- **WORK TO BE COMPLETED**
Where does the string "name" appear in the records? Copy every line that contains it.

- **RECORDS SUPPLIED**
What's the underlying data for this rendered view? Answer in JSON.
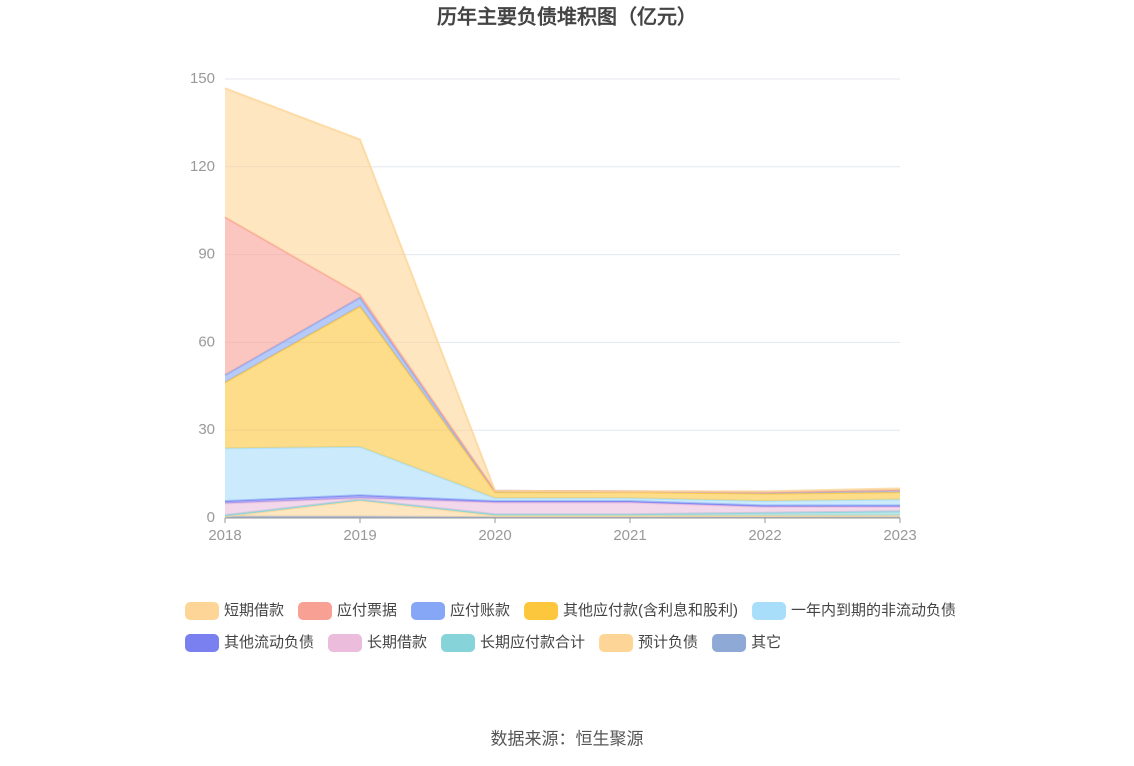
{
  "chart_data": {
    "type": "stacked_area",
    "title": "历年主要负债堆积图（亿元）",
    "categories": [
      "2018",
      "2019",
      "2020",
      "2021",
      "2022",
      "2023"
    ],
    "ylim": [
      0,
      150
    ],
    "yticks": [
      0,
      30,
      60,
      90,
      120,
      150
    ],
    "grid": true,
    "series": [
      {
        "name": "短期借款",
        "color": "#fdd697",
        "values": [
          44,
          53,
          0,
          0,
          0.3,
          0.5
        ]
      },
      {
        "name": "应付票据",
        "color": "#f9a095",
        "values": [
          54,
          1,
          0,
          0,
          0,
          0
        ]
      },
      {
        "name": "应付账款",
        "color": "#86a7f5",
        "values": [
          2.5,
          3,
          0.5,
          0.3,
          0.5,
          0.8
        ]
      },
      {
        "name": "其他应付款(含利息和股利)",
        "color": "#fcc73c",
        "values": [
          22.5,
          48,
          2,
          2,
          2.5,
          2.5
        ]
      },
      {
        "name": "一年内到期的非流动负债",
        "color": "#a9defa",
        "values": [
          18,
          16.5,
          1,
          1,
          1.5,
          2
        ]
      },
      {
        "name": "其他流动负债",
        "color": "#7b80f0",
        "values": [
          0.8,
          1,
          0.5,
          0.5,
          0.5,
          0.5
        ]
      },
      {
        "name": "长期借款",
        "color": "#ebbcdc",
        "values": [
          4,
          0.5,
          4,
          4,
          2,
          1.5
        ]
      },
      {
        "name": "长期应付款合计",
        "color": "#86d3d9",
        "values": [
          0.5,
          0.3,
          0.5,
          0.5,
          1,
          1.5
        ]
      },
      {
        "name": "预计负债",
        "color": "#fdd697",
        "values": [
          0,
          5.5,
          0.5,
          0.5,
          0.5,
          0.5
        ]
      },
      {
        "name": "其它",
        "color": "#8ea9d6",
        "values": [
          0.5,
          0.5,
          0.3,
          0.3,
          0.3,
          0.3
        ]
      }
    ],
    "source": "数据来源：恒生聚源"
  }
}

- **PROBLEM SOLUTION**
        "name": "短期借款",
        "name": "应付票据",
        "name": "应付账款",
        "name": "其他应付款(含利息和股利)",
        "name": "一年内到期的非流动负债",
        "name": "其他流动负债",
        "name": "长期借款",
        "name": "长期应付款合计",
        "name": "预计负债",
        "name": "其它",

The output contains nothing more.